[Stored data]
:::::

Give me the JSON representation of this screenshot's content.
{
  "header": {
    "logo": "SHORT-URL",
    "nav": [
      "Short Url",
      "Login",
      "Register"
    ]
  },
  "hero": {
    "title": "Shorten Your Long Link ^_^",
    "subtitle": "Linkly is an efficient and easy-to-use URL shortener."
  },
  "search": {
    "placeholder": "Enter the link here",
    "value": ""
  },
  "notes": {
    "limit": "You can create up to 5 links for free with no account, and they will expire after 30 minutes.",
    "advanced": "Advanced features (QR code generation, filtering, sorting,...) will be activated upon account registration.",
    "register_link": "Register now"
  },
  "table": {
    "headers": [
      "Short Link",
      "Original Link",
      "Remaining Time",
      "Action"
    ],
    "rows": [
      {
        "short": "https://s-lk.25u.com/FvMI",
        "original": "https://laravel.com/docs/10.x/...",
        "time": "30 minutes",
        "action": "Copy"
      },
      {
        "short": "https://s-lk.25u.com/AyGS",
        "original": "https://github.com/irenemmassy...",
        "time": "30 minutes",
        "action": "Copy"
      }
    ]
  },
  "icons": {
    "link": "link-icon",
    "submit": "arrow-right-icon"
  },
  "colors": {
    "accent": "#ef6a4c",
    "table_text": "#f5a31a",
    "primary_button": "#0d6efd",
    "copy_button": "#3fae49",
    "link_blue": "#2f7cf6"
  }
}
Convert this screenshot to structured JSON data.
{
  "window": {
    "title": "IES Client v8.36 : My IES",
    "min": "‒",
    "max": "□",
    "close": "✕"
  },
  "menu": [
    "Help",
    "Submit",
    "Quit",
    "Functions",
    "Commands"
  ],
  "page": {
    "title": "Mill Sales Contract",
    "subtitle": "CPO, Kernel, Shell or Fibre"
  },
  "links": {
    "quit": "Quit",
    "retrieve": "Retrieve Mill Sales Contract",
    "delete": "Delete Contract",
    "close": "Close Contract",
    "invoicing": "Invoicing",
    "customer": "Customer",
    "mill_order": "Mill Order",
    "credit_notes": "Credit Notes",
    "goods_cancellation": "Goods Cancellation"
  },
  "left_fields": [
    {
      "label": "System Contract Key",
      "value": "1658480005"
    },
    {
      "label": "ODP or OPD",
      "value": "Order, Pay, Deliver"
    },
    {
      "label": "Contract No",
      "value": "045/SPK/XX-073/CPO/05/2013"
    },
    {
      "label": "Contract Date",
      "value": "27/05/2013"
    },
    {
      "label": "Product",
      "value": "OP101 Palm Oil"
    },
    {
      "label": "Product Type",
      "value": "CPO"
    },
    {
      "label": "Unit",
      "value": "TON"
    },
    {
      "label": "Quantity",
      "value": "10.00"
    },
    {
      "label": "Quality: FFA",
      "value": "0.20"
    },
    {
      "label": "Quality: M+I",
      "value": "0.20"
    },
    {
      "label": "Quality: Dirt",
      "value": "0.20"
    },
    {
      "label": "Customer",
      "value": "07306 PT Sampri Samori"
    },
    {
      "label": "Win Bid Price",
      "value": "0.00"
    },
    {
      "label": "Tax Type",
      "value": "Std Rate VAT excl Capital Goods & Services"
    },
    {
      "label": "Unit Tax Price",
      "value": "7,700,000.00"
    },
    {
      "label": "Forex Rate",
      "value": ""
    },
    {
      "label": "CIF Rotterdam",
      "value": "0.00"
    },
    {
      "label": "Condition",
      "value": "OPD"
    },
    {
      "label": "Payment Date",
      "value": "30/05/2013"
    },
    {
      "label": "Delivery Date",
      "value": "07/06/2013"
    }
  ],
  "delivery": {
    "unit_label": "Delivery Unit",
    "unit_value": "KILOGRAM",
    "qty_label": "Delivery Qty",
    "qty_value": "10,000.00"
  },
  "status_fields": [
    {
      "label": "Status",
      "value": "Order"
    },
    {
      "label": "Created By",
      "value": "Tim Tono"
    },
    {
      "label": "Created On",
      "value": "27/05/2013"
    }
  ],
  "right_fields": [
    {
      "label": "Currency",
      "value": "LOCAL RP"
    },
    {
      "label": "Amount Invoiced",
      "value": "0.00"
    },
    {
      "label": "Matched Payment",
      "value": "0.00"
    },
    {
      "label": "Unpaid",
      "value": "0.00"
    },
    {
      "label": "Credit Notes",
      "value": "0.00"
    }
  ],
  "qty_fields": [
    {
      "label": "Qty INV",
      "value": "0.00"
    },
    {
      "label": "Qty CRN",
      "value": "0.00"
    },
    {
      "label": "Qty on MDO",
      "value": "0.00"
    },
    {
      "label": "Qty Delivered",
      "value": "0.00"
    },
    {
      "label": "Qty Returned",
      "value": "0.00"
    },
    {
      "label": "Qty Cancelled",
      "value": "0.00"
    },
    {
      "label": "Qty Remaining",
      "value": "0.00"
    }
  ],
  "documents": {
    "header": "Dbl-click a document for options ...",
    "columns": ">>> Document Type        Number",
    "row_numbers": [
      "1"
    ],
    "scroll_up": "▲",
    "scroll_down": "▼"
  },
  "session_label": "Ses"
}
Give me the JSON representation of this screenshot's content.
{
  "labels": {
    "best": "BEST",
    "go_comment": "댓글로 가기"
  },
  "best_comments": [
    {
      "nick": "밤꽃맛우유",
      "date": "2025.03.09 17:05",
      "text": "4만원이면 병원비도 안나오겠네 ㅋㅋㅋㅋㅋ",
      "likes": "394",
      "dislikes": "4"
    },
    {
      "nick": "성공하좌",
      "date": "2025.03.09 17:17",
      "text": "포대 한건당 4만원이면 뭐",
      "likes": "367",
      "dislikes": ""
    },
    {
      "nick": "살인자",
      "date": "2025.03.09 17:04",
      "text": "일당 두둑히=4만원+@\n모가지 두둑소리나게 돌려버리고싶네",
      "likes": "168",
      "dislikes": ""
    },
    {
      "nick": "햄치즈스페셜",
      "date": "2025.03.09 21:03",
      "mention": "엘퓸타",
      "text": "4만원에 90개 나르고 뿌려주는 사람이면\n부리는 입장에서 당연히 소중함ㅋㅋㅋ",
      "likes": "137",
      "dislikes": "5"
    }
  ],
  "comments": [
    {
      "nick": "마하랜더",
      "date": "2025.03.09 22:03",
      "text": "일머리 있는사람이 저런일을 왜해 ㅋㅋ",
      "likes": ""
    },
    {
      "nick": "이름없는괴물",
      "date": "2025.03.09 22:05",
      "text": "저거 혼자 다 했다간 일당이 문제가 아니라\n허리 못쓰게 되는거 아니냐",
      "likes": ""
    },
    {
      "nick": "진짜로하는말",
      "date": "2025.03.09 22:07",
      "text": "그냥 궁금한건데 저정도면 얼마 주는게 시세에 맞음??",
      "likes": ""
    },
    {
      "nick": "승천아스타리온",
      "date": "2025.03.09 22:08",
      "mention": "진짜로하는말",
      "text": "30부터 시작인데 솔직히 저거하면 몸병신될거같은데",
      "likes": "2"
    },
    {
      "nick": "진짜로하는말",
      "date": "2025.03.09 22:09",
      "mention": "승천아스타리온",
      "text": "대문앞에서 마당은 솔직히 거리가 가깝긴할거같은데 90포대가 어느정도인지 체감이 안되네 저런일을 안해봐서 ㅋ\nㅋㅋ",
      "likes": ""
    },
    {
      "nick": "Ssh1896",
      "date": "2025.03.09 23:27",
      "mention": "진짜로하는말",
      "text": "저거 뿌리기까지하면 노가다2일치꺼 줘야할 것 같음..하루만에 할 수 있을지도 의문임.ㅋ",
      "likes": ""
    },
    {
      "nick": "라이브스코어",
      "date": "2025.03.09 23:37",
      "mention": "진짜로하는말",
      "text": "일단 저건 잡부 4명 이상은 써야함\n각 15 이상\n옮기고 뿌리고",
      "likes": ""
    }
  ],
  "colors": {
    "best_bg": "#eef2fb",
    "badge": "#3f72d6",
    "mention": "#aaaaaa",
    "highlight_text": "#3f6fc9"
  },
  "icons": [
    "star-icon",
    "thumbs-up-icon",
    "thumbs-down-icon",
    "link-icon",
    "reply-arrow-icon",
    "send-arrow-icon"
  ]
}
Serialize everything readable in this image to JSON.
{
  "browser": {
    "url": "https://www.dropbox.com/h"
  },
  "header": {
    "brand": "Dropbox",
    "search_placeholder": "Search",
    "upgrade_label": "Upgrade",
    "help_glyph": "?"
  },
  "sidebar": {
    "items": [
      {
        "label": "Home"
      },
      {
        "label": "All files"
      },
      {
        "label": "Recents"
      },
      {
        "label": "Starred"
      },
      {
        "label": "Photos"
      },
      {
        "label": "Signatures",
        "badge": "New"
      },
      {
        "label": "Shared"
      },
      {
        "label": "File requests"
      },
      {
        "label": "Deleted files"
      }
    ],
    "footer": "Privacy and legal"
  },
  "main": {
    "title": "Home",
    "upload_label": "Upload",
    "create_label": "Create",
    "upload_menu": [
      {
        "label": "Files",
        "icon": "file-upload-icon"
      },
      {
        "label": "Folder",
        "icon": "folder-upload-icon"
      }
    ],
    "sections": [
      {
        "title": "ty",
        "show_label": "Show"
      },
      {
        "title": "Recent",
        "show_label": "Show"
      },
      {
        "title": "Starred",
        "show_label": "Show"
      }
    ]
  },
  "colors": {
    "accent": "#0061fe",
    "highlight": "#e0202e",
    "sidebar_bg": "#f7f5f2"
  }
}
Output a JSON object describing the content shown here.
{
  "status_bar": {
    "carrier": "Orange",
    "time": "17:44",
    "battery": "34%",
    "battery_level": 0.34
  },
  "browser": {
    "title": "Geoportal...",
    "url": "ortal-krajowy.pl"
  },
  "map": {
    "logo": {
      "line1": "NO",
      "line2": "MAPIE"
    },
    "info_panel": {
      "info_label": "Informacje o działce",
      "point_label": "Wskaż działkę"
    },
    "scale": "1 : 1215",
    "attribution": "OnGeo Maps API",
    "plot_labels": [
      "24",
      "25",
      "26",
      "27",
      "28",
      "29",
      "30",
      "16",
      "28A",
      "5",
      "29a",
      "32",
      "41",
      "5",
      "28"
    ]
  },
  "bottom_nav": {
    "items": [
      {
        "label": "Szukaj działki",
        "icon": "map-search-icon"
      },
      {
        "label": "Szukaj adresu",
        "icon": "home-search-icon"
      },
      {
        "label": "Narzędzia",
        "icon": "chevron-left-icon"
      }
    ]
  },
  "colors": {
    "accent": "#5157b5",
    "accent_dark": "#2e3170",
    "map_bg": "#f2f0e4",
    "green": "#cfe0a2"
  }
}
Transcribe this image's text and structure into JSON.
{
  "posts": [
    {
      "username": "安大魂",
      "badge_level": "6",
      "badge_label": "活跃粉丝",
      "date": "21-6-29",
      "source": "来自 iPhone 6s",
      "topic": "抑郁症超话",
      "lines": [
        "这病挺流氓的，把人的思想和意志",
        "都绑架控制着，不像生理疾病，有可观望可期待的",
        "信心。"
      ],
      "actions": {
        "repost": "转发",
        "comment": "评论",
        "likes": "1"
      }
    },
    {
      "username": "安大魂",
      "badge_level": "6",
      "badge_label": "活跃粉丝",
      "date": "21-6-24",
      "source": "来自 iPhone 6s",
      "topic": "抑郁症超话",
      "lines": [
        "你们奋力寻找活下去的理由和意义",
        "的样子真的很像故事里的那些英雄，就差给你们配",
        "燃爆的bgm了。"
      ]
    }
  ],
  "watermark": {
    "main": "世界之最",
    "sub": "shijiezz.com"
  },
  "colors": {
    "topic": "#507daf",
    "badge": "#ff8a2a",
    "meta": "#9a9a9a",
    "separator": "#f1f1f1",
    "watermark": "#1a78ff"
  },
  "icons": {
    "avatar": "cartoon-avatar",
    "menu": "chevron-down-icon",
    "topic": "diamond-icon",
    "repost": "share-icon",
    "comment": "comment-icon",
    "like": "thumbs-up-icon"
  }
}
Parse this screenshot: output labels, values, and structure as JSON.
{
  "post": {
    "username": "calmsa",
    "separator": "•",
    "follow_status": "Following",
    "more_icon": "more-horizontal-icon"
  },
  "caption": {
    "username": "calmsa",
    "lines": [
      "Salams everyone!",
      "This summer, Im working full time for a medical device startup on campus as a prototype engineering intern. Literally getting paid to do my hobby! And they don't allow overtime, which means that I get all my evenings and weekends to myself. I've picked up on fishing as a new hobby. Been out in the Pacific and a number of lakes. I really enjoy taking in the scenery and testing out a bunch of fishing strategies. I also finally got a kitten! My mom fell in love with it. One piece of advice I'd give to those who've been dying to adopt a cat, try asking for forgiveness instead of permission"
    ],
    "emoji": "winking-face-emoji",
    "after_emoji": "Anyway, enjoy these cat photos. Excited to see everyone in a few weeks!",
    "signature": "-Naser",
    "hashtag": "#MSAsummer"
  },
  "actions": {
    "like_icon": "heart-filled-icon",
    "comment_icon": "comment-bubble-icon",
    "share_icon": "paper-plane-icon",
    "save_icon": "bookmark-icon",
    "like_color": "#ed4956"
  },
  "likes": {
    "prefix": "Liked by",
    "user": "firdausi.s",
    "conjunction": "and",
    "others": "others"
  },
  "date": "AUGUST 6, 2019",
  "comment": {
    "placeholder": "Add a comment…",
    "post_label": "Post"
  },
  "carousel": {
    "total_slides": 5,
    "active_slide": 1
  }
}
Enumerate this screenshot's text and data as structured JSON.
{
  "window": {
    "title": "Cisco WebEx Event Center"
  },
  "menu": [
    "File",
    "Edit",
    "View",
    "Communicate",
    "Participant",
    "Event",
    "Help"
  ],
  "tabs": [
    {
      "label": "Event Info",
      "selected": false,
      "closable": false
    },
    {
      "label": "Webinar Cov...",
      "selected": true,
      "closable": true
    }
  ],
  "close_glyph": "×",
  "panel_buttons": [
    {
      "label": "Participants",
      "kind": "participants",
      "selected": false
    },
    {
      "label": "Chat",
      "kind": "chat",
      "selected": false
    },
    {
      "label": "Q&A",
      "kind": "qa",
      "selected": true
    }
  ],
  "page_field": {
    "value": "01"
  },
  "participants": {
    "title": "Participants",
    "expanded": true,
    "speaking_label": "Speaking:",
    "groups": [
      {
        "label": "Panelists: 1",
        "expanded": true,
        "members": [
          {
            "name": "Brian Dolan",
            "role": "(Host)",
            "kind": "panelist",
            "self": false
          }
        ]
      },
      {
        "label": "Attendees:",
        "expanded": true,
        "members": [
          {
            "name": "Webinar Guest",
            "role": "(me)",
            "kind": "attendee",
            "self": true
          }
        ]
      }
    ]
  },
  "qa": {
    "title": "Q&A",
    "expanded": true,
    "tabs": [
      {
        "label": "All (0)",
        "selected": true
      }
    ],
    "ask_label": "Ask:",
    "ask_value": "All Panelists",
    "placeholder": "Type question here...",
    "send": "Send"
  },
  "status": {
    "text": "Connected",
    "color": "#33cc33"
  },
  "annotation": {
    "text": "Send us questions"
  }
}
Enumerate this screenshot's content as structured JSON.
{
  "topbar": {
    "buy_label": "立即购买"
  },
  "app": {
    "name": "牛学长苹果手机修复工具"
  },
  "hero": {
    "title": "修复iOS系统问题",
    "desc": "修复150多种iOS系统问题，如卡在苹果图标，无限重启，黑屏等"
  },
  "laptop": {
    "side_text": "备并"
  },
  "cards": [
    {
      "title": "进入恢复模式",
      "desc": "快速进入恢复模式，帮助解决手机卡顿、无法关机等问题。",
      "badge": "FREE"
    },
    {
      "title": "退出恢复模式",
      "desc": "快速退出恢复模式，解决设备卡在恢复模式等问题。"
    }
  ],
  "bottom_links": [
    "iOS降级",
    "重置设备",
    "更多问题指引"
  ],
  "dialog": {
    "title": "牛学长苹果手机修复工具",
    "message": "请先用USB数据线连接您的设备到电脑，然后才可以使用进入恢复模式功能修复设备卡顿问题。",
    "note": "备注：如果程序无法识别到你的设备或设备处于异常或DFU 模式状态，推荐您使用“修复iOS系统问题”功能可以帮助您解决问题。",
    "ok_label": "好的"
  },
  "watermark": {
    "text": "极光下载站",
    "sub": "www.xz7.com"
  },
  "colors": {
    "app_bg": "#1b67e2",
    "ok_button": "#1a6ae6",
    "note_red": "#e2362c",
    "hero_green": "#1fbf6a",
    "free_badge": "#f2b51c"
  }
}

:::::

• **Exercise details**: Note every line above where the string "Webinar" shows up, and copy those lines.

• **Response to the task**:
      "label": "Webinar Cov...",
            "name": "Webinar Guest",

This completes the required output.